### Recorded information:

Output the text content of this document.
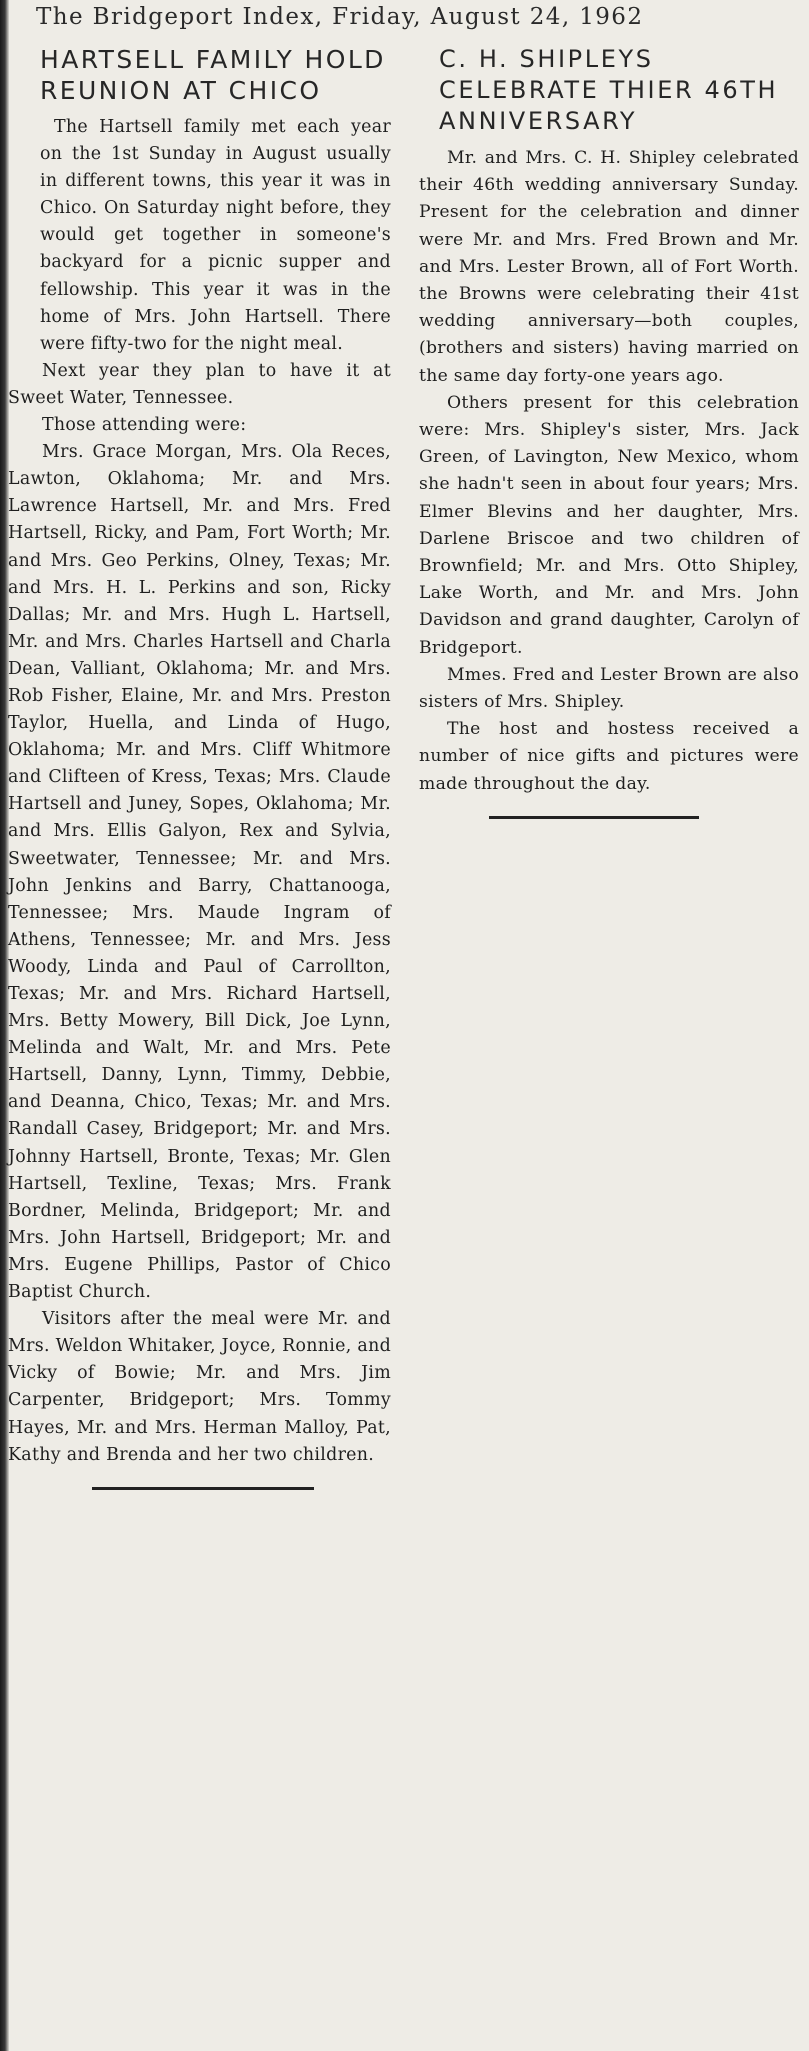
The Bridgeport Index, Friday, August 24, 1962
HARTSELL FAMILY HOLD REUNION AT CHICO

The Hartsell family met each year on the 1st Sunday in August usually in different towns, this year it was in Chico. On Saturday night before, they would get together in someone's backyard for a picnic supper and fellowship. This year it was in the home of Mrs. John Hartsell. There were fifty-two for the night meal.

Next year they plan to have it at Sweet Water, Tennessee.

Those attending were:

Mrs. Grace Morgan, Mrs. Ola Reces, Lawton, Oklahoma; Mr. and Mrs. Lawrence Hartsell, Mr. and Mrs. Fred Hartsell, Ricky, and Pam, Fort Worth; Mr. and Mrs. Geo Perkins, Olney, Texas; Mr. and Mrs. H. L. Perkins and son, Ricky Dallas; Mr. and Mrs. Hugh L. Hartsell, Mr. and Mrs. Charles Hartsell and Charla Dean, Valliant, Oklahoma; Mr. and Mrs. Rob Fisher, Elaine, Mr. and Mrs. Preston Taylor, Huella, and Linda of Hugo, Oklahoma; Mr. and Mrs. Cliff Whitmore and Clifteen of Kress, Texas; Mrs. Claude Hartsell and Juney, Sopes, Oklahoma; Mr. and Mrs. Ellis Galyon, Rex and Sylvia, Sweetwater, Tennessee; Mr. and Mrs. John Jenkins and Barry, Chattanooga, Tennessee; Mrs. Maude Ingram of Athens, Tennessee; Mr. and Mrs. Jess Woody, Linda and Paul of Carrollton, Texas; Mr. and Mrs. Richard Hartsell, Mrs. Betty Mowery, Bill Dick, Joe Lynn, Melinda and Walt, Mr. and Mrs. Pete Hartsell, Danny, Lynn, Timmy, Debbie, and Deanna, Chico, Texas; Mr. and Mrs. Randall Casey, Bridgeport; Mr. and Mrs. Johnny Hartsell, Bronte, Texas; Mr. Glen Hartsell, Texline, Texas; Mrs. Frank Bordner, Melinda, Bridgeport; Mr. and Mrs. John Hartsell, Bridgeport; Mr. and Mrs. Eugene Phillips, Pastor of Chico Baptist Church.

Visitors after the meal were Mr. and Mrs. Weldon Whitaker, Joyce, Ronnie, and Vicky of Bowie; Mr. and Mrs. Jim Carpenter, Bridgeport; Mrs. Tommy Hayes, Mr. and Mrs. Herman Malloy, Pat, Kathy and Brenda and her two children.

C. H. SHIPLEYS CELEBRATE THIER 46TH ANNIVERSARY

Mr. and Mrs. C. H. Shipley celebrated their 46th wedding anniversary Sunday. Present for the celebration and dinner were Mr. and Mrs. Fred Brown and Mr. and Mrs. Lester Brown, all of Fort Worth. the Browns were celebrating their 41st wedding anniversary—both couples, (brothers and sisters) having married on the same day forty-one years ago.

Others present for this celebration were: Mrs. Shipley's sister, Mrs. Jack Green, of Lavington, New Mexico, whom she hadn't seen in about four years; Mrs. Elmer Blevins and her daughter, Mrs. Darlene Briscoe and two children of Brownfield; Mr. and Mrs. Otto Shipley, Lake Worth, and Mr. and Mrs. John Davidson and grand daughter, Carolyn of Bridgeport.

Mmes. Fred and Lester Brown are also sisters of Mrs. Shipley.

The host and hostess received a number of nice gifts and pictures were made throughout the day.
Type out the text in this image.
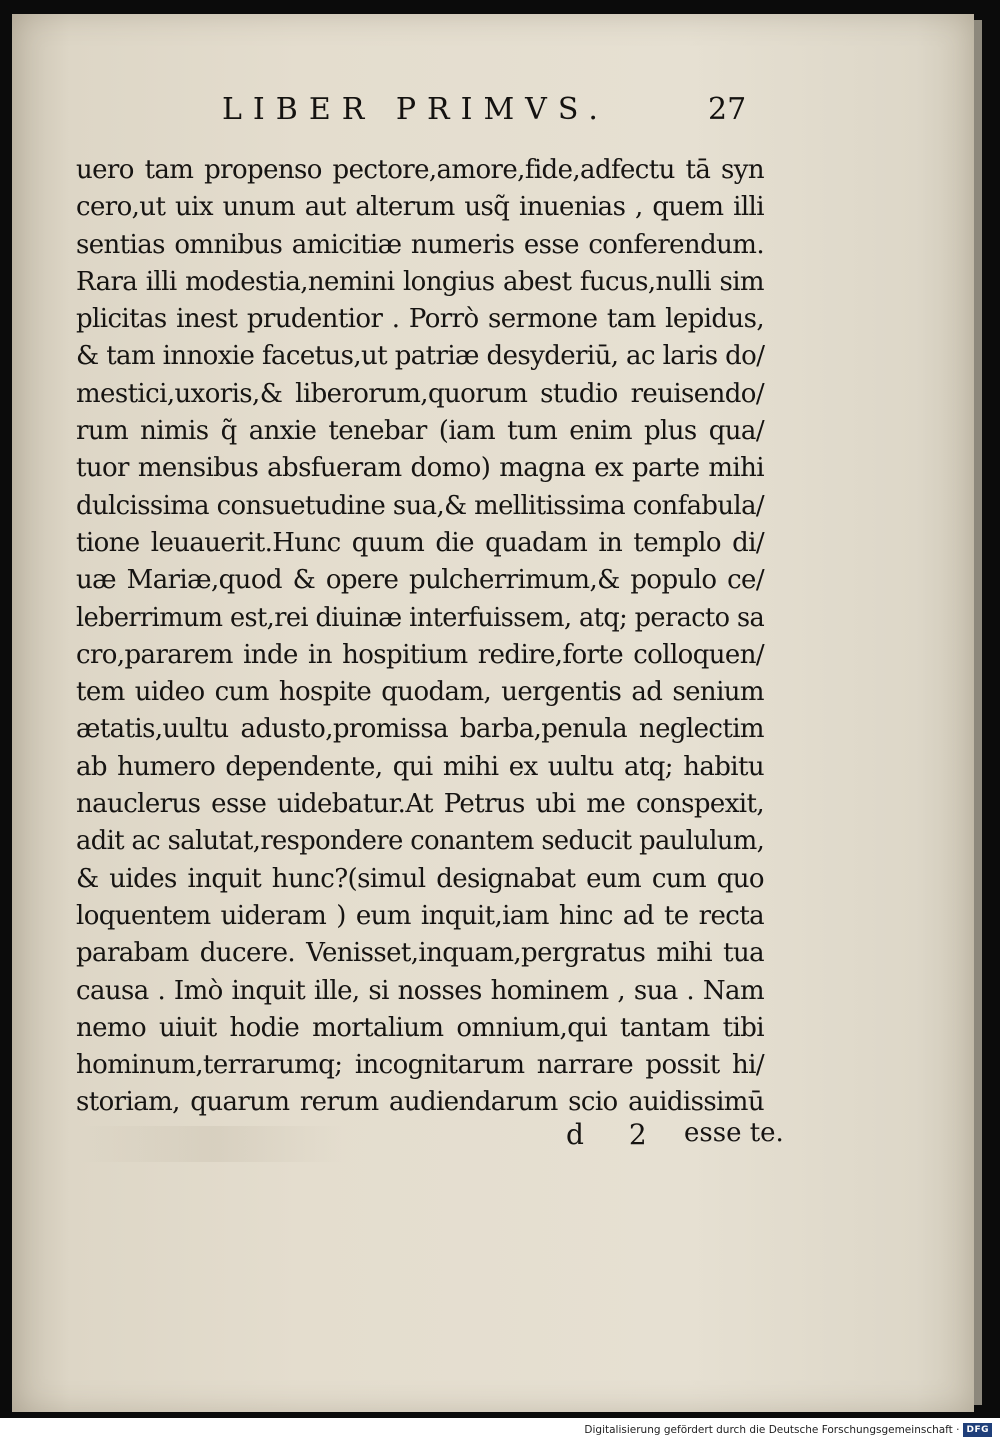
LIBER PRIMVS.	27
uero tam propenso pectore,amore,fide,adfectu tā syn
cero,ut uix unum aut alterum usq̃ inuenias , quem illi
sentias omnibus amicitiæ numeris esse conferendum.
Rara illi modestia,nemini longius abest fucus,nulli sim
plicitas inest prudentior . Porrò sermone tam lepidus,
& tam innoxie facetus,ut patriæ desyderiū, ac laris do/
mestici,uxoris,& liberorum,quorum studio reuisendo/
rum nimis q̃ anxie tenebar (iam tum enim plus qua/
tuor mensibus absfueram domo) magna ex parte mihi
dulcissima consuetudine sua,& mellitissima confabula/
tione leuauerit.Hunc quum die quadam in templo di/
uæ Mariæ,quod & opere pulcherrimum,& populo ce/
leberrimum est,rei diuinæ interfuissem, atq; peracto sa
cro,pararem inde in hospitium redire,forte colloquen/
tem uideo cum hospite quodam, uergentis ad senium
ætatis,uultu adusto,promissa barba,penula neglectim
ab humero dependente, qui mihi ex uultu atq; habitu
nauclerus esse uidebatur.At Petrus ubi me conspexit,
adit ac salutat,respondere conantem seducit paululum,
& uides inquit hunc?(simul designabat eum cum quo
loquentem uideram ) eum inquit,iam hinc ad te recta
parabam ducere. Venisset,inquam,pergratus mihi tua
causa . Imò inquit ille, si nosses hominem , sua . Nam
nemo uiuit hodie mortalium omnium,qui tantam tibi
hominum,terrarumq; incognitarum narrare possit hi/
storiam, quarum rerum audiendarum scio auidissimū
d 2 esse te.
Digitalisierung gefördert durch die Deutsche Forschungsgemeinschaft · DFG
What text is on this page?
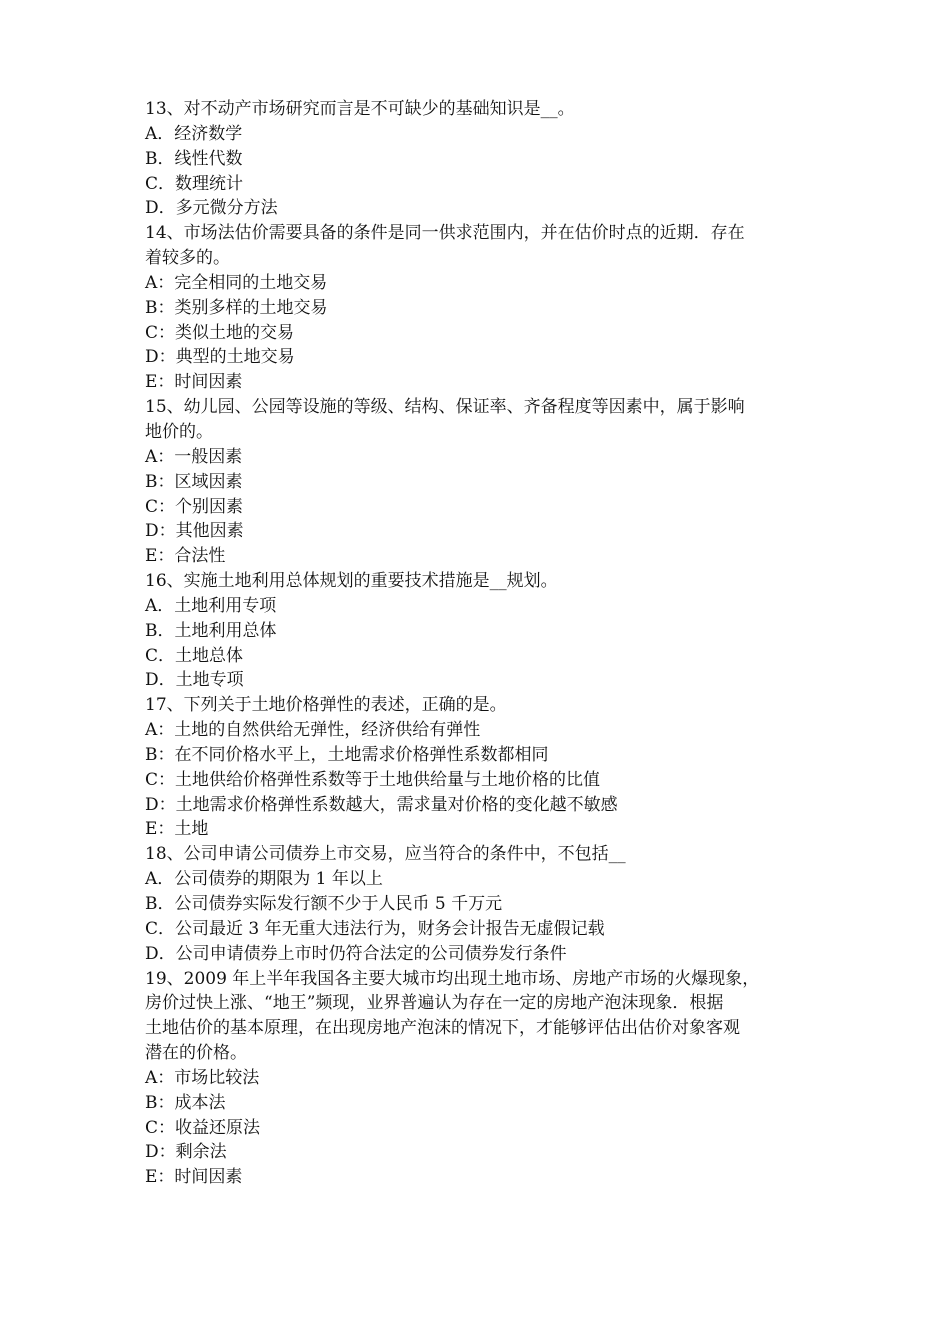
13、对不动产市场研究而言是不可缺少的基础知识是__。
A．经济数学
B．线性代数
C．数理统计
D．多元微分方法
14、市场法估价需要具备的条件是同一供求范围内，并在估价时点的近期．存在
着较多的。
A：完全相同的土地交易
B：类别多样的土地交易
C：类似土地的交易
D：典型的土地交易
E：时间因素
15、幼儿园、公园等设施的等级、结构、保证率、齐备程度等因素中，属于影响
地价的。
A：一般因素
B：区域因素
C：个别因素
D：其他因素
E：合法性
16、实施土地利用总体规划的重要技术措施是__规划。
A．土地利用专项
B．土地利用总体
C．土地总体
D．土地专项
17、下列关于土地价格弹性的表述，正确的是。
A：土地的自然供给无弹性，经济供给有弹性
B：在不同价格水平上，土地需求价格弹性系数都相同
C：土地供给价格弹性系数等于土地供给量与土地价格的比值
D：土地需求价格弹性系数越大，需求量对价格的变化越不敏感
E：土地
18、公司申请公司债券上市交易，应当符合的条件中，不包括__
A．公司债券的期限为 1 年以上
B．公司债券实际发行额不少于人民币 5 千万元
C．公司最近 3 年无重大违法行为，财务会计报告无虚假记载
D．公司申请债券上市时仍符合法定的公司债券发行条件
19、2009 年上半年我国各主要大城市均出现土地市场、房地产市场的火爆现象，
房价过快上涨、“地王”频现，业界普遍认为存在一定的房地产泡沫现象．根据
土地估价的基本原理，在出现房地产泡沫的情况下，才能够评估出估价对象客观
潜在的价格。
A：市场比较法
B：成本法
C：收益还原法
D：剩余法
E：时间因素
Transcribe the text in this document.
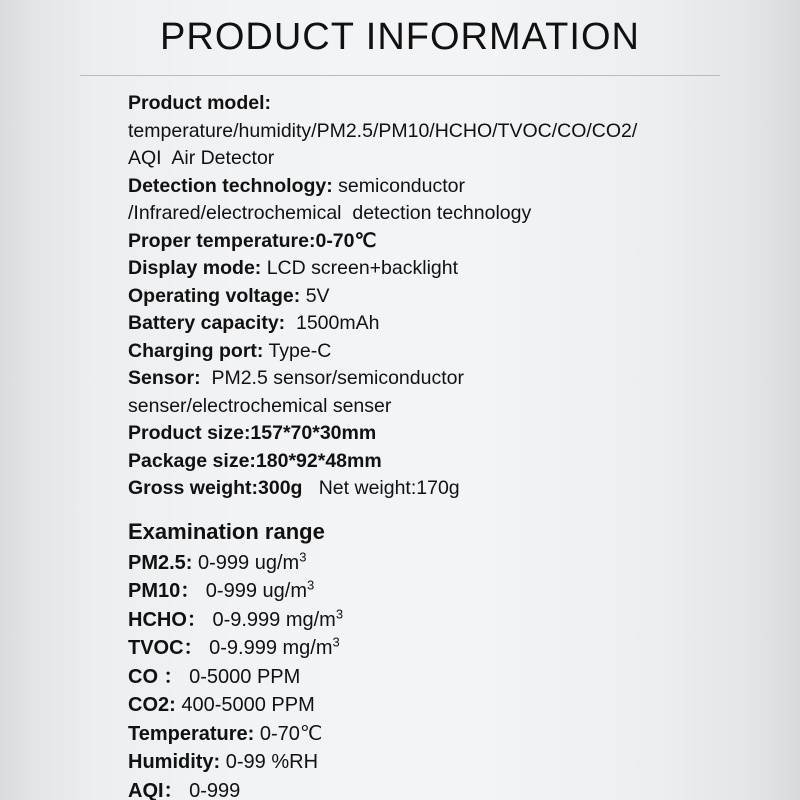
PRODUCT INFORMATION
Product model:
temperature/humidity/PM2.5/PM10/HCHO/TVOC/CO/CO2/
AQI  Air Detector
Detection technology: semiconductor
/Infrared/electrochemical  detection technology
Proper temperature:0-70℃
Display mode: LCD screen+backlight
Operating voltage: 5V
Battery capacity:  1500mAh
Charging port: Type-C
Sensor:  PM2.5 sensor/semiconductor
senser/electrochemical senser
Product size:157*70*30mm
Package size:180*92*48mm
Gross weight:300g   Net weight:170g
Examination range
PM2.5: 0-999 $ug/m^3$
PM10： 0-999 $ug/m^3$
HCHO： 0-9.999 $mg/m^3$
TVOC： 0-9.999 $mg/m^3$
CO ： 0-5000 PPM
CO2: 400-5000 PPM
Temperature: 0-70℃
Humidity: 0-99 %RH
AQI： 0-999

### Job:
Every entry should be returned exactly as written, minus the pictures.

### Written solution:
Output the text content of this document.
The Bridgeport Index, Friday, August 24, 1962
HARTSELL FAMILY HOLD REUNION AT CHICO

The Hartsell family met each year on the 1st Sunday in August usually in different towns, this year it was in Chico. On Saturday night before, they would get together in someone's backyard for a picnic supper and fellowship. This year it was in the home of Mrs. John Hartsell. There were fifty-two for the night meal.

Next year they plan to have it at Sweet Water, Tennessee.

Those attending were:

Mrs. Grace Morgan, Mrs. Ola Reces, Lawton, Oklahoma; Mr. and Mrs. Lawrence Hartsell, Mr. and Mrs. Fred Hartsell, Ricky, and Pam, Fort Worth; Mr. and Mrs. Geo Perkins, Olney, Texas; Mr. and Mrs. H. L. Perkins and son, Ricky Dallas; Mr. and Mrs. Hugh L. Hartsell, Mr. and Mrs. Charles Hartsell and Charla Dean, Valliant, Oklahoma; Mr. and Mrs. Rob Fisher, Elaine, Mr. and Mrs. Preston Taylor, Huella, and Linda of Hugo, Oklahoma; Mr. and Mrs. Cliff Whitmore and Clifteen of Kress, Texas; Mrs. Claude Hartsell and Juney, Sopes, Oklahoma; Mr. and Mrs. Ellis Galyon, Rex and Sylvia, Sweetwater, Tennessee; Mr. and Mrs. John Jenkins and Barry, Chattanooga, Tennessee; Mrs. Maude Ingram of Athens, Tennessee; Mr. and Mrs. Jess Woody, Linda and Paul of Carrollton, Texas; Mr. and Mrs. Richard Hartsell, Mrs. Betty Mowery, Bill Dick, Joe Lynn, Melinda and Walt, Mr. and Mrs. Pete Hartsell, Danny, Lynn, Timmy, Debbie, and Deanna, Chico, Texas; Mr. and Mrs. Randall Casey, Bridgeport; Mr. and Mrs. Johnny Hartsell, Bronte, Texas; Mr. Glen Hartsell, Texline, Texas; Mrs. Frank Bordner, Melinda, Bridgeport; Mr. and Mrs. John Hartsell, Bridgeport; Mr. and Mrs. Eugene Phillips, Pastor of Chico Baptist Church.

Visitors after the meal were Mr. and Mrs. Weldon Whitaker, Joyce, Ronnie, and Vicky of Bowie; Mr. and Mrs. Jim Carpenter, Bridgeport; Mrs. Tommy Hayes, Mr. and Mrs. Herman Malloy, Pat, Kathy and Brenda and her two children.

C. H. SHIPLEYS CELEBRATE THIER 46TH ANNIVERSARY

Mr. and Mrs. C. H. Shipley celebrated their 46th wedding anniversary Sunday. Present for the celebration and dinner were Mr. and Mrs. Fred Brown and Mr. and Mrs. Lester Brown, all of Fort Worth. the Browns were celebrating their 41st wedding anniversary—both couples, (brothers and sisters) having married on the same day forty-one years ago.

Others present for this celebration were: Mrs. Shipley's sister, Mrs. Jack Green, of Lavington, New Mexico, whom she hadn't seen in about four years; Mrs. Elmer Blevins and her daughter, Mrs. Darlene Briscoe and two children of Brownfield; Mr. and Mrs. Otto Shipley, Lake Worth, and Mr. and Mrs. John Davidson and grand daughter, Carolyn of Bridgeport.

Mmes. Fred and Lester Brown are also sisters of Mrs. Shipley.

The host and hostess received a number of nice gifts and pictures were made throughout the day.
Type out the text in this image.
LIBER PRIMVS.	27
uero tam propenso pectore,amore,fide,adfectu tā syn
cero,ut uix unum aut alterum usq̃ inuenias , quem illi
sentias omnibus amicitiæ numeris esse conferendum.
Rara illi modestia,nemini longius abest fucus,nulli sim
plicitas inest prudentior . Porrò sermone tam lepidus,
& tam innoxie facetus,ut patriæ desyderiū, ac laris do/
mestici,uxoris,& liberorum,quorum studio reuisendo/
rum nimis q̃ anxie tenebar (iam tum enim plus qua/
tuor mensibus absfueram domo) magna ex parte mihi
dulcissima consuetudine sua,& mellitissima confabula/
tione leuauerit.Hunc quum die quadam in templo di/
uæ Mariæ,quod & opere pulcherrimum,& populo ce/
leberrimum est,rei diuinæ interfuissem, atq; peracto sa
cro,pararem inde in hospitium redire,forte colloquen/
tem uideo cum hospite quodam, uergentis ad senium
ætatis,uultu adusto,promissa barba,penula neglectim
ab humero dependente, qui mihi ex uultu atq; habitu
nauclerus esse uidebatur.At Petrus ubi me conspexit,
adit ac salutat,respondere conantem seducit paululum,
& uides inquit hunc?(simul designabat eum cum quo
loquentem uideram ) eum inquit,iam hinc ad te recta
parabam ducere. Venisset,inquam,pergratus mihi tua
causa . Imò inquit ille, si nosses hominem , sua . Nam
nemo uiuit hodie mortalium omnium,qui tantam tibi
hominum,terrarumq; incognitarum narrare possit hi/
storiam, quarum rerum audiendarum scio auidissimū
d 2 esse te.
Digitalisierung gefördert durch die Deutsche Forschungsgemeinschaft · DFG
What text is on this page?
13、对不动产市场研究而言是不可缺少的基础知识是__。
A．经济数学
B．线性代数
C．数理统计
D．多元微分方法
14、市场法估价需要具备的条件是同一供求范围内，并在估价时点的近期．存在
着较多的。
A：完全相同的土地交易
B：类别多样的土地交易
C：类似土地的交易
D：典型的土地交易
E：时间因素
15、幼儿园、公园等设施的等级、结构、保证率、齐备程度等因素中，属于影响
地价的。
A：一般因素
B：区域因素
C：个别因素
D：其他因素
E：合法性
16、实施土地利用总体规划的重要技术措施是__规划。
A．土地利用专项
B．土地利用总体
C．土地总体
D．土地专项
17、下列关于土地价格弹性的表述，正确的是。
A：土地的自然供给无弹性，经济供给有弹性
B：在不同价格水平上，土地需求价格弹性系数都相同
C：土地供给价格弹性系数等于土地供给量与土地价格的比值
D：土地需求价格弹性系数越大，需求量对价格的变化越不敏感
E：土地
18、公司申请公司债券上市交易，应当符合的条件中，不包括__
A．公司债券的期限为 1 年以上
B．公司债券实际发行额不少于人民币 5 千万元
C．公司最近 3 年无重大违法行为，财务会计报告无虚假记载
D．公司申请债券上市时仍符合法定的公司债券发行条件
19、2009 年上半年我国各主要大城市均出现土地市场、房地产市场的火爆现象，
房价过快上涨、“地王”频现，业界普遍认为存在一定的房地产泡沫现象．根据
土地估价的基本原理，在出现房地产泡沫的情况下，才能够评估出估价对象客观
潜在的价格。
A：市场比较法
B：成本法
C：收益还原法
D：剩余法
E：时间因素
Transcribe the text in this document.
PRODUCT INFORMATION
Product model:
temperature/humidity/PM2.5/PM10/HCHO/TVOC/CO/CO2/
AQI  Air Detector
Detection technology: semiconductor
/Infrared/electrochemical  detection technology
Proper temperature:0-70℃
Display mode: LCD screen+backlight
Operating voltage: 5V
Battery capacity:  1500mAh
Charging port: Type-C
Sensor:  PM2.5 sensor/semiconductor
senser/electrochemical senser
Product size:157*70*30mm
Package size:180*92*48mm
Gross weight:300g   Net weight:170g
Examination range
PM2.5: 0-999 $ug/m^3$
PM10： 0-999 $ug/m^3$
HCHO： 0-9.999 $mg/m^3$
TVOC： 0-9.999 $mg/m^3$
CO ： 0-5000 PPM
CO2: 400-5000 PPM
Temperature: 0-70℃
Humidity: 0-99 %RH
AQI： 0-999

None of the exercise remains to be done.